#### [Problem requirements]
Beneath this task is a listing; retype all of it exactly.

#### [Given information]
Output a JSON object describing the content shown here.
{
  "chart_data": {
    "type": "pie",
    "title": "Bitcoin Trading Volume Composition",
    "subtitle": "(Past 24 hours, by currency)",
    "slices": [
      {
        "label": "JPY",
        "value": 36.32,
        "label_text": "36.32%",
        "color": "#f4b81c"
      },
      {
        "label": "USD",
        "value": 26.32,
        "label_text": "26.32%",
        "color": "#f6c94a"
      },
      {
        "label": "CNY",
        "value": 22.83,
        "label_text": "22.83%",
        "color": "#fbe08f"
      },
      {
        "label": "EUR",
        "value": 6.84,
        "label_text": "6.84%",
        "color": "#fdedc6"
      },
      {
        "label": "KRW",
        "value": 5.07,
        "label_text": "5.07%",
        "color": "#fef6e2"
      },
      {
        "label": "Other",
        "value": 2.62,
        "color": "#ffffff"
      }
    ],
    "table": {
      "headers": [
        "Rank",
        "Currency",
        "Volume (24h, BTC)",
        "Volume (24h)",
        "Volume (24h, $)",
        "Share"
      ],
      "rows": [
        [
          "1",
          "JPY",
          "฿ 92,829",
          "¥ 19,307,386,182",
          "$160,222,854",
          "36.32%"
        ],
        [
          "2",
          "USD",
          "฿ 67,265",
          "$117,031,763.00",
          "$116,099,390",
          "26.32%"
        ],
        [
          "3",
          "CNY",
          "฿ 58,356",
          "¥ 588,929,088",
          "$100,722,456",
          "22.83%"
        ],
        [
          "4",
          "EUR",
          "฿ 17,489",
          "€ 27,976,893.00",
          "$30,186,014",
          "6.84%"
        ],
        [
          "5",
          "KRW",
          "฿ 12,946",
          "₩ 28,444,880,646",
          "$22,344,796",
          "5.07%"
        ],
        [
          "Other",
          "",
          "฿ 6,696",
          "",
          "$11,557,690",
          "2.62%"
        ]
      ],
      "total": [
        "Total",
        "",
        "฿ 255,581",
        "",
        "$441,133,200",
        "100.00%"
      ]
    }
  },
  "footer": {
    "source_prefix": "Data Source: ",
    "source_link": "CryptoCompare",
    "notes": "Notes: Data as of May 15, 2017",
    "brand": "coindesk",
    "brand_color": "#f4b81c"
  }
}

#### [Exercise output]
Output a JSON object describing the content shown here.
{
  "chart_data": {
    "type": "pie",
    "title": "Bitcoin Trading Volume Composition",
    "subtitle": "(Past 24 hours, by currency)",
    "slices": [
      {
        "label": "JPY",
        "value": 36.32,
        "label_text": "36.32%",
        "color": "#f4b81c"
      },
      {
        "label": "USD",
        "value": 26.32,
        "label_text": "26.32%",
        "color": "#f6c94a"
      },
      {
        "label": "CNY",
        "value": 22.83,
        "label_text": "22.83%",
        "color": "#fbe08f"
      },
      {
        "label": "EUR",
        "value": 6.84,
        "label_text": "6.84%",
        "color": "#fdedc6"
      },
      {
        "label": "KRW",
        "value": 5.07,
        "label_text": "5.07%",
        "color": "#fef6e2"
      },
      {
        "label": "Other",
        "value": 2.62,
        "color": "#ffffff"
      }
    ],
    "table": {
      "headers": [
        "Rank",
        "Currency",
        "Volume (24h, BTC)",
        "Volume (24h)",
        "Volume (24h, $)",
        "Share"
      ],
      "rows": [
        [
          "1",
          "JPY",
          "฿ 92,829",
          "¥ 19,307,386,182",
          "$160,222,854",
          "36.32%"
        ],
        [
          "2",
          "USD",
          "฿ 67,265",
          "$117,031,763.00",
          "$116,099,390",
          "26.32%"
        ],
        [
          "3",
          "CNY",
          "฿ 58,356",
          "¥ 588,929,088",
          "$100,722,456",
          "22.83%"
        ],
        [
          "4",
          "EUR",
          "฿ 17,489",
          "€ 27,976,893.00",
          "$30,186,014",
          "6.84%"
        ],
        [
          "5",
          "KRW",
          "฿ 12,946",
          "₩ 28,444,880,646",
          "$22,344,796",
          "5.07%"
        ],
        [
          "Other",
          "",
          "฿ 6,696",
          "",
          "$11,557,690",
          "2.62%"
        ]
      ],
      "total": [
        "Total",
        "",
        "฿ 255,581",
        "",
        "$441,133,200",
        "100.00%"
      ]
    }
  },
  "footer": {
    "source_prefix": "Data Source: ",
    "source_link": "CryptoCompare",
    "notes": "Notes: Data as of May 15, 2017",
    "brand": "coindesk",
    "brand_color": "#f4b81c"
  }
}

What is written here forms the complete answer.